EXERCISE PROMPT ▸ Leaving out all images, write out the records that follow exactly.

GIVEN ENTRIES ▸
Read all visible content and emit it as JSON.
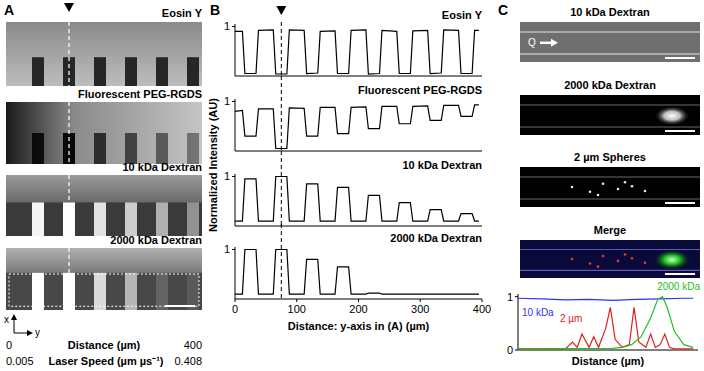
{
  "figure": {
    "panel_a": {
      "label": "A",
      "images": [
        "Eosin Y",
        "Fluorescent PEG-RGDS",
        "10 kDa Dextran",
        "2000 kDa Dextran"
      ],
      "axis_x": "x",
      "axis_y": "y",
      "distance": {
        "start": 0,
        "label": "Distance (µm)",
        "end": 400
      },
      "laser_speed": {
        "start": 0.005,
        "label": "Laser Speed (µm µs⁻¹)",
        "end": 0.408
      }
    },
    "panel_b": {
      "label": "B",
      "y_label": "Normalized Intensity (AU)"
    },
    "panel_c": {
      "label": "C",
      "images": [
        "10 kDa Dextran",
        "2000 kDa Dextran",
        "2 µm Spheres",
        "Merge"
      ],
      "flow_label": "Q"
    }
  },
  "chart_data": [
    {
      "type": "line",
      "title": "Eosin Y",
      "xlim": [
        0,
        400
      ],
      "ylim": [
        0,
        1.05
      ],
      "yticks": [
        1
      ],
      "tick_labels": "y",
      "annotations": [
        {
          "x": 75,
          "line_style": "dashed",
          "marker": "triangle"
        }
      ],
      "x": [
        0,
        12,
        16,
        34,
        38,
        62,
        66,
        84,
        88,
        112,
        116,
        134,
        138,
        162,
        166,
        184,
        188,
        212,
        216,
        234,
        238,
        262,
        266,
        284,
        288,
        312,
        316,
        334,
        338,
        362,
        366,
        384,
        388,
        395
      ],
      "series": [
        {
          "color": "#000000",
          "values": [
            0.9,
            0.9,
            0.05,
            0.05,
            0.92,
            0.93,
            0.04,
            0.04,
            0.93,
            0.92,
            0.05,
            0.06,
            0.9,
            0.91,
            0.05,
            0.05,
            0.92,
            0.93,
            0.04,
            0.05,
            0.92,
            0.9,
            0.05,
            0.05,
            0.91,
            0.92,
            0.05,
            0.06,
            0.93,
            0.92,
            0.05,
            0.05,
            0.92,
            0.92
          ]
        }
      ]
    },
    {
      "type": "line",
      "title": "Fluorescent PEG-RGDS",
      "xlim": [
        0,
        400
      ],
      "ylim": [
        0,
        1.05
      ],
      "yticks": [
        1
      ],
      "tick_labels": "y",
      "annotations": [
        {
          "x": 75,
          "line_style": "dashed"
        }
      ],
      "x": [
        0,
        12,
        16,
        34,
        38,
        62,
        66,
        84,
        88,
        112,
        116,
        134,
        138,
        162,
        166,
        184,
        188,
        212,
        216,
        234,
        238,
        262,
        266,
        284,
        288,
        312,
        316,
        334,
        338,
        362,
        366,
        384,
        388,
        395
      ],
      "series": [
        {
          "color": "#000000",
          "values": [
            0.8,
            0.82,
            0.3,
            0.3,
            0.85,
            0.85,
            0.05,
            0.05,
            0.87,
            0.86,
            0.3,
            0.3,
            0.88,
            0.88,
            0.35,
            0.35,
            0.88,
            0.89,
            0.45,
            0.45,
            0.9,
            0.9,
            0.55,
            0.55,
            0.9,
            0.91,
            0.62,
            0.62,
            0.92,
            0.92,
            0.7,
            0.7,
            0.93,
            0.93
          ]
        }
      ]
    },
    {
      "type": "line",
      "title": "10 kDa Dextran",
      "xlim": [
        0,
        400
      ],
      "ylim": [
        0,
        1.05
      ],
      "yticks": [
        1
      ],
      "tick_labels": "y",
      "annotations": [
        {
          "x": 75,
          "line_style": "dashed"
        }
      ],
      "x": [
        0,
        12,
        16,
        34,
        38,
        62,
        66,
        84,
        88,
        112,
        116,
        134,
        138,
        162,
        166,
        184,
        188,
        212,
        216,
        234,
        238,
        262,
        266,
        284,
        288,
        312,
        316,
        334,
        338,
        362,
        366,
        384,
        388,
        395
      ],
      "series": [
        {
          "color": "#000000",
          "values": [
            0.1,
            0.1,
            0.95,
            0.95,
            0.1,
            0.1,
            1.0,
            1.0,
            0.1,
            0.1,
            0.85,
            0.85,
            0.1,
            0.1,
            0.78,
            0.78,
            0.1,
            0.1,
            0.62,
            0.62,
            0.1,
            0.1,
            0.47,
            0.47,
            0.1,
            0.1,
            0.33,
            0.33,
            0.1,
            0.1,
            0.25,
            0.25,
            0.1,
            0.1
          ]
        }
      ]
    },
    {
      "type": "line",
      "title": "2000 kDa Dextran",
      "xlim": [
        0,
        400
      ],
      "ylim": [
        0,
        1.05
      ],
      "yticks": [
        1
      ],
      "xticks": [
        0,
        100,
        200,
        300,
        400
      ],
      "tick_labels": true,
      "x_label": "Distance: y-axis in (A) (µm)",
      "annotations": [
        {
          "x": 75,
          "line_style": "dashed"
        }
      ],
      "x": [
        0,
        12,
        16,
        34,
        38,
        62,
        66,
        84,
        88,
        112,
        116,
        134,
        138,
        162,
        166,
        184,
        188,
        212,
        216,
        234,
        238,
        262,
        266,
        284,
        288,
        312,
        316,
        334,
        338,
        362,
        366,
        384,
        388,
        395
      ],
      "series": [
        {
          "color": "#000000",
          "values": [
            0.1,
            0.1,
            1.0,
            1.0,
            0.1,
            0.1,
            1.0,
            1.0,
            0.1,
            0.1,
            0.8,
            0.8,
            0.1,
            0.1,
            0.65,
            0.65,
            0.1,
            0.1,
            0.12,
            0.12,
            0.1,
            0.1,
            0.1,
            0.1,
            0.1,
            0.1,
            0.1,
            0.1,
            0.1,
            0.1,
            0.1,
            0.1,
            0.1,
            0.1
          ]
        }
      ]
    },
    {
      "type": "line",
      "xlim": [
        0,
        380
      ],
      "ylim": [
        0,
        1.05
      ],
      "yticks": [
        0,
        1
      ],
      "tick_labels": "y",
      "x_label": "Distance (µm)",
      "series": [
        {
          "name": "10 kDa",
          "color": "#3030ff",
          "x": [
            0,
            50,
            100,
            150,
            200,
            250,
            300,
            350,
            370
          ],
          "values": [
            0.97,
            0.96,
            0.94,
            0.95,
            0.93,
            0.95,
            0.96,
            0.97,
            0.97
          ]
        },
        {
          "name": "2 µm",
          "color": "#e02020",
          "x": [
            0,
            100,
            115,
            125,
            135,
            150,
            160,
            170,
            185,
            195,
            205,
            220,
            235,
            245,
            255,
            270,
            280,
            290,
            300,
            310,
            320,
            330,
            370
          ],
          "values": [
            0.02,
            0.02,
            0.15,
            0.05,
            0.3,
            0.05,
            0.25,
            0.05,
            0.4,
            0.8,
            0.2,
            0.05,
            0.1,
            0.8,
            0.15,
            0.05,
            0.3,
            0.05,
            0.1,
            0.3,
            0.05,
            0.02,
            0.02
          ]
        },
        {
          "name": "2000 kDa",
          "color": "#20c020",
          "x": [
            0,
            200,
            220,
            240,
            260,
            280,
            295,
            305,
            315,
            330,
            350,
            370
          ],
          "values": [
            0.02,
            0.03,
            0.05,
            0.1,
            0.25,
            0.6,
            0.95,
            1.0,
            0.8,
            0.35,
            0.1,
            0.05
          ]
        }
      ]
    }
  ]
}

CORRECT OUTPUT ▸
Read all visible content and emit it as JSON.
{
  "figure": {
    "panel_a": {
      "label": "A",
      "images": [
        "Eosin Y",
        "Fluorescent PEG-RGDS",
        "10 kDa Dextran",
        "2000 kDa Dextran"
      ],
      "axis_x": "x",
      "axis_y": "y",
      "distance": {
        "start": 0,
        "label": "Distance (µm)",
        "end": 400
      },
      "laser_speed": {
        "start": 0.005,
        "label": "Laser Speed (µm µs⁻¹)",
        "end": 0.408
      }
    },
    "panel_b": {
      "label": "B",
      "y_label": "Normalized Intensity (AU)"
    },
    "panel_c": {
      "label": "C",
      "images": [
        "10 kDa Dextran",
        "2000 kDa Dextran",
        "2 µm Spheres",
        "Merge"
      ],
      "flow_label": "Q"
    }
  },
  "chart_data": [
    {
      "type": "line",
      "title": "Eosin Y",
      "xlim": [
        0,
        400
      ],
      "ylim": [
        0,
        1.05
      ],
      "yticks": [
        1
      ],
      "tick_labels": "y",
      "annotations": [
        {
          "x": 75,
          "line_style": "dashed",
          "marker": "triangle"
        }
      ],
      "x": [
        0,
        12,
        16,
        34,
        38,
        62,
        66,
        84,
        88,
        112,
        116,
        134,
        138,
        162,
        166,
        184,
        188,
        212,
        216,
        234,
        238,
        262,
        266,
        284,
        288,
        312,
        316,
        334,
        338,
        362,
        366,
        384,
        388,
        395
      ],
      "series": [
        {
          "color": "#000000",
          "values": [
            0.9,
            0.9,
            0.05,
            0.05,
            0.92,
            0.93,
            0.04,
            0.04,
            0.93,
            0.92,
            0.05,
            0.06,
            0.9,
            0.91,
            0.05,
            0.05,
            0.92,
            0.93,
            0.04,
            0.05,
            0.92,
            0.9,
            0.05,
            0.05,
            0.91,
            0.92,
            0.05,
            0.06,
            0.93,
            0.92,
            0.05,
            0.05,
            0.92,
            0.92
          ]
        }
      ]
    },
    {
      "type": "line",
      "title": "Fluorescent PEG-RGDS",
      "xlim": [
        0,
        400
      ],
      "ylim": [
        0,
        1.05
      ],
      "yticks": [
        1
      ],
      "tick_labels": "y",
      "annotations": [
        {
          "x": 75,
          "line_style": "dashed"
        }
      ],
      "x": [
        0,
        12,
        16,
        34,
        38,
        62,
        66,
        84,
        88,
        112,
        116,
        134,
        138,
        162,
        166,
        184,
        188,
        212,
        216,
        234,
        238,
        262,
        266,
        284,
        288,
        312,
        316,
        334,
        338,
        362,
        366,
        384,
        388,
        395
      ],
      "series": [
        {
          "color": "#000000",
          "values": [
            0.8,
            0.82,
            0.3,
            0.3,
            0.85,
            0.85,
            0.05,
            0.05,
            0.87,
            0.86,
            0.3,
            0.3,
            0.88,
            0.88,
            0.35,
            0.35,
            0.88,
            0.89,
            0.45,
            0.45,
            0.9,
            0.9,
            0.55,
            0.55,
            0.9,
            0.91,
            0.62,
            0.62,
            0.92,
            0.92,
            0.7,
            0.7,
            0.93,
            0.93
          ]
        }
      ]
    },
    {
      "type": "line",
      "title": "10 kDa Dextran",
      "xlim": [
        0,
        400
      ],
      "ylim": [
        0,
        1.05
      ],
      "yticks": [
        1
      ],
      "tick_labels": "y",
      "annotations": [
        {
          "x": 75,
          "line_style": "dashed"
        }
      ],
      "x": [
        0,
        12,
        16,
        34,
        38,
        62,
        66,
        84,
        88,
        112,
        116,
        134,
        138,
        162,
        166,
        184,
        188,
        212,
        216,
        234,
        238,
        262,
        266,
        284,
        288,
        312,
        316,
        334,
        338,
        362,
        366,
        384,
        388,
        395
      ],
      "series": [
        {
          "color": "#000000",
          "values": [
            0.1,
            0.1,
            0.95,
            0.95,
            0.1,
            0.1,
            1.0,
            1.0,
            0.1,
            0.1,
            0.85,
            0.85,
            0.1,
            0.1,
            0.78,
            0.78,
            0.1,
            0.1,
            0.62,
            0.62,
            0.1,
            0.1,
            0.47,
            0.47,
            0.1,
            0.1,
            0.33,
            0.33,
            0.1,
            0.1,
            0.25,
            0.25,
            0.1,
            0.1
          ]
        }
      ]
    },
    {
      "type": "line",
      "title": "2000 kDa Dextran",
      "xlim": [
        0,
        400
      ],
      "ylim": [
        0,
        1.05
      ],
      "yticks": [
        1
      ],
      "xticks": [
        0,
        100,
        200,
        300,
        400
      ],
      "tick_labels": true,
      "x_label": "Distance: y-axis in (A) (µm)",
      "annotations": [
        {
          "x": 75,
          "line_style": "dashed"
        }
      ],
      "x": [
        0,
        12,
        16,
        34,
        38,
        62,
        66,
        84,
        88,
        112,
        116,
        134,
        138,
        162,
        166,
        184,
        188,
        212,
        216,
        234,
        238,
        262,
        266,
        284,
        288,
        312,
        316,
        334,
        338,
        362,
        366,
        384,
        388,
        395
      ],
      "series": [
        {
          "color": "#000000",
          "values": [
            0.1,
            0.1,
            1.0,
            1.0,
            0.1,
            0.1,
            1.0,
            1.0,
            0.1,
            0.1,
            0.8,
            0.8,
            0.1,
            0.1,
            0.65,
            0.65,
            0.1,
            0.1,
            0.12,
            0.12,
            0.1,
            0.1,
            0.1,
            0.1,
            0.1,
            0.1,
            0.1,
            0.1,
            0.1,
            0.1,
            0.1,
            0.1,
            0.1,
            0.1
          ]
        }
      ]
    },
    {
      "type": "line",
      "xlim": [
        0,
        380
      ],
      "ylim": [
        0,
        1.05
      ],
      "yticks": [
        0,
        1
      ],
      "tick_labels": "y",
      "x_label": "Distance (µm)",
      "series": [
        {
          "name": "10 kDa",
          "color": "#3030ff",
          "x": [
            0,
            50,
            100,
            150,
            200,
            250,
            300,
            350,
            370
          ],
          "values": [
            0.97,
            0.96,
            0.94,
            0.95,
            0.93,
            0.95,
            0.96,
            0.97,
            0.97
          ]
        },
        {
          "name": "2 µm",
          "color": "#e02020",
          "x": [
            0,
            100,
            115,
            125,
            135,
            150,
            160,
            170,
            185,
            195,
            205,
            220,
            235,
            245,
            255,
            270,
            280,
            290,
            300,
            310,
            320,
            330,
            370
          ],
          "values": [
            0.02,
            0.02,
            0.15,
            0.05,
            0.3,
            0.05,
            0.25,
            0.05,
            0.4,
            0.8,
            0.2,
            0.05,
            0.1,
            0.8,
            0.15,
            0.05,
            0.3,
            0.05,
            0.1,
            0.3,
            0.05,
            0.02,
            0.02
          ]
        },
        {
          "name": "2000 kDa",
          "color": "#20c020",
          "x": [
            0,
            200,
            220,
            240,
            260,
            280,
            295,
            305,
            315,
            330,
            350,
            370
          ],
          "values": [
            0.02,
            0.03,
            0.05,
            0.1,
            0.25,
            0.6,
            0.95,
            1.0,
            0.8,
            0.35,
            0.1,
            0.05
          ]
        }
      ]
    }
  ]
}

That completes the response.